* [THE EXERCISE]: Reproduce all the material exactly, minus any pictures it holds.

--- Start ---

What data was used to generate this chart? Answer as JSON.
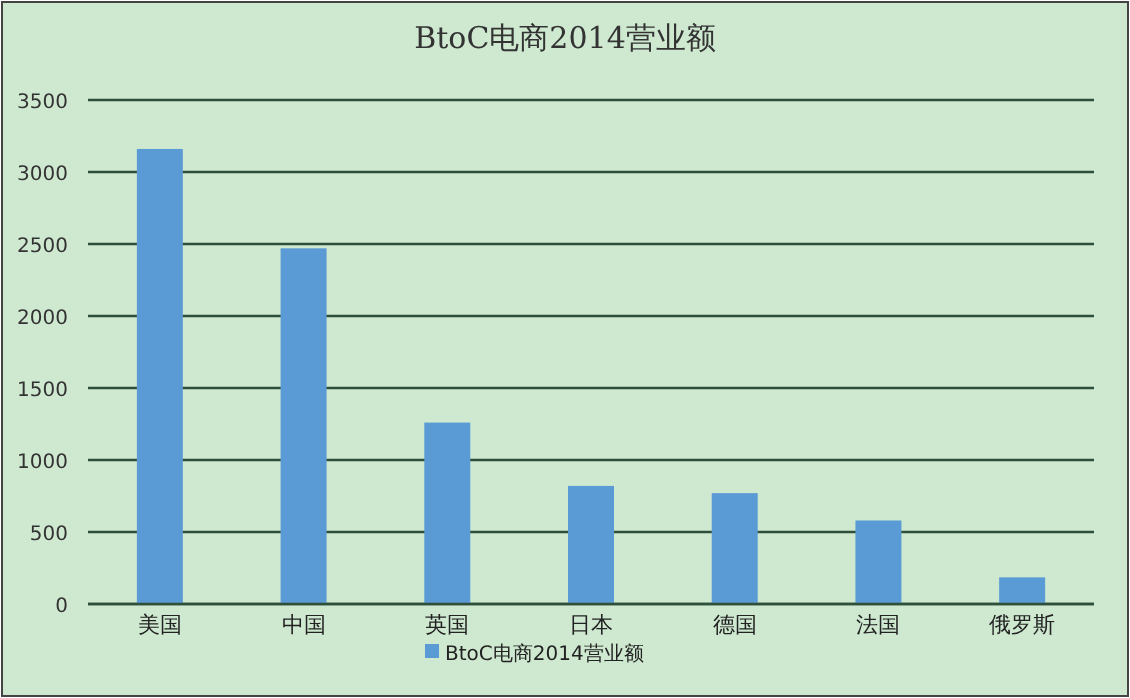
{
  "chart_data": {
    "type": "bar",
    "title": "BtoC电商2014营业额",
    "categories": [
      "美国",
      "中国",
      "英国",
      "日本",
      "德国",
      "法国",
      "俄罗斯"
    ],
    "series": [
      {
        "name": "BtoC电商2014营业额",
        "color": "#5b9bd5",
        "values": [
          3160,
          2470,
          1260,
          820,
          770,
          580,
          185
        ]
      }
    ],
    "ylim": [
      0,
      3500
    ],
    "yticks": [
      0,
      500,
      1000,
      1500,
      2000,
      2500,
      3000,
      3500
    ],
    "grid": "y",
    "legend": "bottom"
  }
}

--- End ---

* [WRITTEN ANSWER]:
What data was used to generate this chart? Answer as JSON.
{
  "chart_data": {
    "type": "bar",
    "title": "BtoC电商2014营业额",
    "categories": [
      "美国",
      "中国",
      "英国",
      "日本",
      "德国",
      "法国",
      "俄罗斯"
    ],
    "series": [
      {
        "name": "BtoC电商2014营业额",
        "color": "#5b9bd5",
        "values": [
          3160,
          2470,
          1260,
          820,
          770,
          580,
          185
        ]
      }
    ],
    "ylim": [
      0,
      3500
    ],
    "yticks": [
      0,
      500,
      1000,
      1500,
      2000,
      2500,
      3000,
      3500
    ],
    "grid": "y",
    "legend": "bottom"
  }
}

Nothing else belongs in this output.